Print out each record below, unaltered and complete, without its images.

┌─ DATA SUPPLIED

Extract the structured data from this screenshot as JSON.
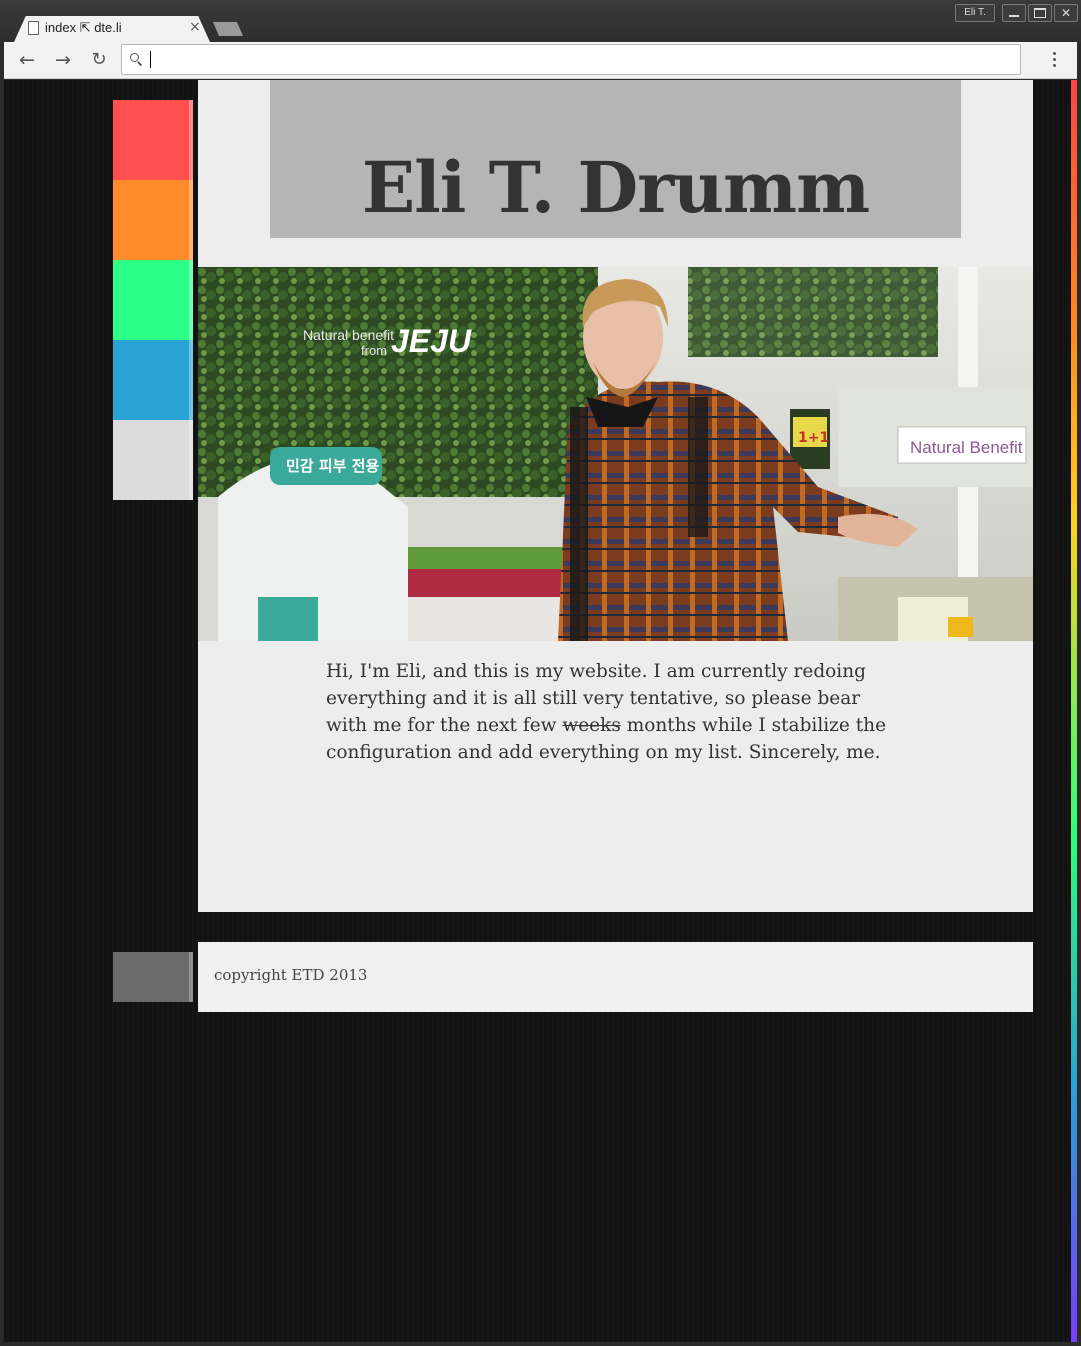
{
  "browser": {
    "tab_title": "index ⇱ dte.li",
    "tab_close": "×",
    "profile_name": "Eli T.",
    "close_glyph": "✕",
    "nav_back": "←",
    "nav_forward": "→",
    "nav_reload": "↻",
    "address_value": "",
    "icons": [
      "page-icon",
      "search-icon",
      "back-arrow-icon",
      "forward-arrow-icon",
      "reload-icon",
      "menu-dots-icon"
    ]
  },
  "page": {
    "title": "Eli T. Drumm",
    "intro_before": "Hi, I'm Eli, and this is my website. I am currently redoing everything and it is all still very tentative, so please bear with me for the next few ",
    "intro_struck": "weeks",
    "intro_after": " months while I stabilize the configuration and add everything on my list. Sincerely, me.",
    "hero_sign_1": "Natural benefit",
    "hero_sign_2": "from",
    "hero_sign_3": "JEJU",
    "hero_sign_4": "Natural Benefit",
    "hero_sign_5": "민감 피부 전용",
    "hero_sign_6": "1+1",
    "footer": "copyright ETD 2013"
  },
  "colors": {
    "swatches": [
      "#ff4f4f",
      "#ff8a2a",
      "#2cff86",
      "#29a3d3",
      "#dcdcdc"
    ],
    "footer_swatch": "#6b6b6b",
    "background": "#121212",
    "content_bg": "#ededed",
    "title_box": "#b5b5b5"
  }
}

└─

▶ _RESPONSE BELOW_:
Extract the structured data from this screenshot as JSON.
{
  "browser": {
    "tab_title": "index ⇱ dte.li",
    "tab_close": "×",
    "profile_name": "Eli T.",
    "close_glyph": "✕",
    "nav_back": "←",
    "nav_forward": "→",
    "nav_reload": "↻",
    "address_value": "",
    "icons": [
      "page-icon",
      "search-icon",
      "back-arrow-icon",
      "forward-arrow-icon",
      "reload-icon",
      "menu-dots-icon"
    ]
  },
  "page": {
    "title": "Eli T. Drumm",
    "intro_before": "Hi, I'm Eli, and this is my website. I am currently redoing everything and it is all still very tentative, so please bear with me for the next few ",
    "intro_struck": "weeks",
    "intro_after": " months while I stabilize the configuration and add everything on my list. Sincerely, me.",
    "hero_sign_1": "Natural benefit",
    "hero_sign_2": "from",
    "hero_sign_3": "JEJU",
    "hero_sign_4": "Natural Benefit",
    "hero_sign_5": "민감 피부 전용",
    "hero_sign_6": "1+1",
    "footer": "copyright ETD 2013"
  },
  "colors": {
    "swatches": [
      "#ff4f4f",
      "#ff8a2a",
      "#2cff86",
      "#29a3d3",
      "#dcdcdc"
    ],
    "footer_swatch": "#6b6b6b",
    "background": "#121212",
    "content_bg": "#ededed",
    "title_box": "#b5b5b5"
  }
}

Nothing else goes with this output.